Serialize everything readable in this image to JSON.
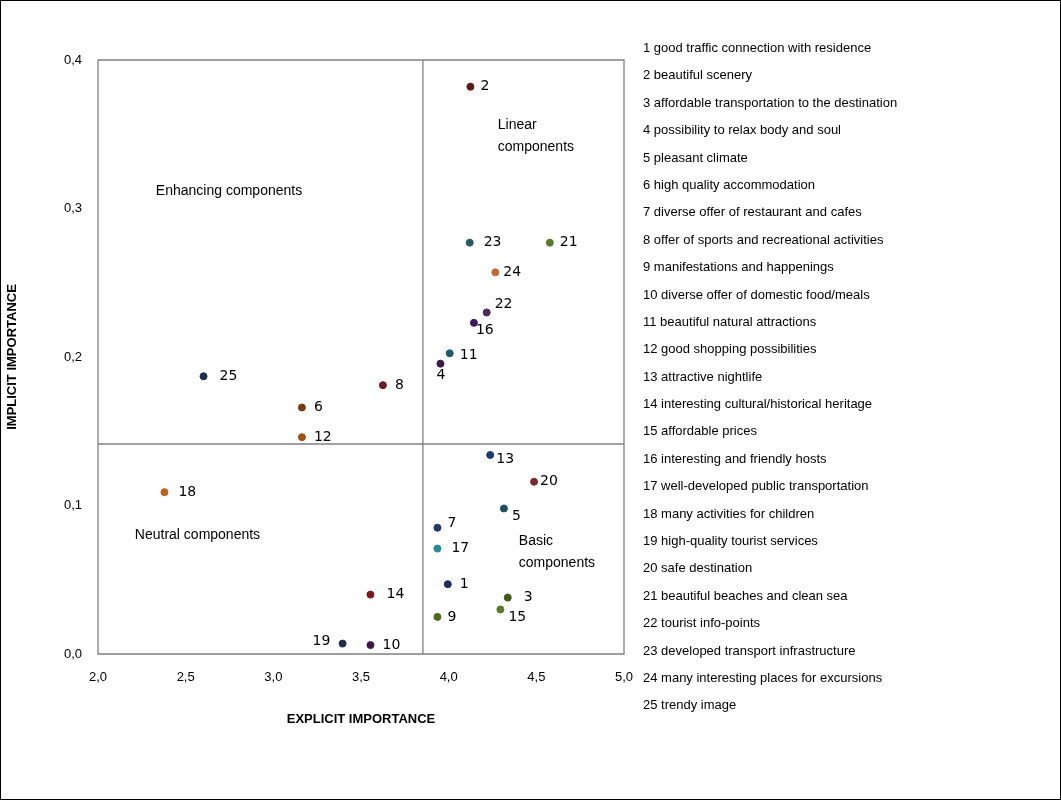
{
  "chart_data": {
    "type": "scatter",
    "xlabel": "EXPLICIT IMPORTANCE",
    "ylabel": "IMPLICIT IMPORTANCE",
    "xlim": [
      2,
      5
    ],
    "xticks": [
      {
        "value": 2,
        "label": "2,0"
      },
      {
        "value": 2.5,
        "label": "2,5"
      },
      {
        "value": 3,
        "label": "3,0"
      },
      {
        "value": 3.5,
        "label": "3,5"
      },
      {
        "value": 4,
        "label": "4,0"
      },
      {
        "value": 4.5,
        "label": "4,5"
      },
      {
        "value": 5,
        "label": "5,0"
      }
    ],
    "ylim": [
      0,
      0.4
    ],
    "yticks": [
      {
        "value": 0,
        "label": "0,0"
      },
      {
        "value": 0.1,
        "label": "0,1"
      },
      {
        "value": 0.2,
        "label": "0,2"
      },
      {
        "value": 0.3,
        "label": "0,3"
      },
      {
        "value": 0.4,
        "label": "0,4"
      }
    ],
    "grid": false,
    "legend": false,
    "marker": "circle",
    "x": [
      3.995,
      4.124,
      4.337,
      3.953,
      4.315,
      3.163,
      3.936,
      3.625,
      3.936,
      3.554,
      4.006,
      3.163,
      4.237,
      3.554,
      4.295,
      4.144,
      3.936,
      2.379,
      3.395,
      4.487,
      4.577,
      4.217,
      4.12,
      4.266,
      2.602
    ],
    "values": [
      0.047,
      0.382,
      0.038,
      0.1955,
      0.098,
      0.166,
      0.085,
      0.181,
      0.025,
      0.006,
      0.2025,
      0.146,
      0.134,
      0.04,
      0.03,
      0.223,
      0.071,
      0.109,
      0.007,
      0.116,
      0.277,
      0.23,
      0.277,
      0.257,
      0.187
    ],
    "colors": [
      "#1f2f5a",
      "#5a1a1a",
      "#3f5a1a",
      "#3a1a4a",
      "#1f4e5f",
      "#7a3a10",
      "#1f3a6a",
      "#6a1a2a",
      "#4a6a1a",
      "#3a1a4a",
      "#1f5a6a",
      "#a05010",
      "#1f3a6a",
      "#7a1a1a",
      "#5a7a2a",
      "#3a1a5a",
      "#2a8a9a",
      "#c06020",
      "#1f2f4a",
      "#7a2a2a",
      "#5a7a2a",
      "#4a2a5a",
      "#2a5a6a",
      "#c06a3a",
      "#1f2f4a"
    ],
    "ref_lines": [
      {
        "axis": "x",
        "value": 3.853,
        "color": "#808080"
      },
      {
        "axis": "y",
        "value": 0.1414,
        "color": "#808080"
      }
    ],
    "annotations": [
      "Enhancing components",
      "Linear components",
      "Neutral components",
      "Basic components",
      "1 good traffic connection with residence",
      "2 beautiful scenery",
      "3 affordable transportation to the destination",
      "4 possibility to relax body and soul",
      "5 pleasant climate",
      "6 high quality accommodation",
      "7 diverse offer of restaurant and cafes",
      "8 offer of sports and recreational activities",
      "9 manifestations and happenings",
      "10 diverse offer of domestic food/meals",
      "11 beautiful natural attractions",
      "12 good shopping possibilities",
      "13 attractive nightlife",
      "14 interesting cultural/historical heritage",
      "15 affordable prices",
      "16 interesting and friendly hosts",
      "17 well-developed public transportation",
      "18 many activities for children",
      "19 high-quality tourist services",
      "20 safe destination",
      "21 beautiful beaches and clean sea",
      "22 tourist info-points",
      "23 developed transport infrastructure",
      "24 many interesting places for excursions",
      "25 trendy image",
      {
        "text": "1",
        "x": 3.995,
        "y": 0.047
      },
      {
        "text": "2",
        "x": 4.124,
        "y": 0.382
      },
      {
        "text": "3",
        "x": 4.337,
        "y": 0.038
      },
      {
        "text": "4",
        "x": 3.953,
        "y": 0.1955
      },
      {
        "text": "5",
        "x": 4.315,
        "y": 0.098
      },
      {
        "text": "6",
        "x": 3.163,
        "y": 0.166
      },
      {
        "text": "7",
        "x": 3.936,
        "y": 0.085
      },
      {
        "text": "8",
        "x": 3.625,
        "y": 0.181
      },
      {
        "text": "9",
        "x": 3.936,
        "y": 0.025
      },
      {
        "text": "10",
        "x": 3.554,
        "y": 0.006
      },
      {
        "text": "11",
        "x": 4.006,
        "y": 0.2025
      },
      {
        "text": "12",
        "x": 3.163,
        "y": 0.146
      },
      {
        "text": "13",
        "x": 4.237,
        "y": 0.134
      },
      {
        "text": "14",
        "x": 3.554,
        "y": 0.04
      },
      {
        "text": "15",
        "x": 4.295,
        "y": 0.03
      },
      {
        "text": "16",
        "x": 4.144,
        "y": 0.223
      },
      {
        "text": "17",
        "x": 3.936,
        "y": 0.071
      },
      {
        "text": "18",
        "x": 2.379,
        "y": 0.109
      },
      {
        "text": "19",
        "x": 3.395,
        "y": 0.007
      },
      {
        "text": "20",
        "x": 4.487,
        "y": 0.116
      },
      {
        "text": "21",
        "x": 4.577,
        "y": 0.277
      },
      {
        "text": "22",
        "x": 4.217,
        "y": 0.23
      },
      {
        "text": "23",
        "x": 4.12,
        "y": 0.277
      },
      {
        "text": "24",
        "x": 4.266,
        "y": 0.257
      },
      {
        "text": "25",
        "x": 2.602,
        "y": 0.187
      }
    ]
  }
}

Written request. Using the data above, say how many lines include "activities". No other reply is needed.

Answer to this task. 2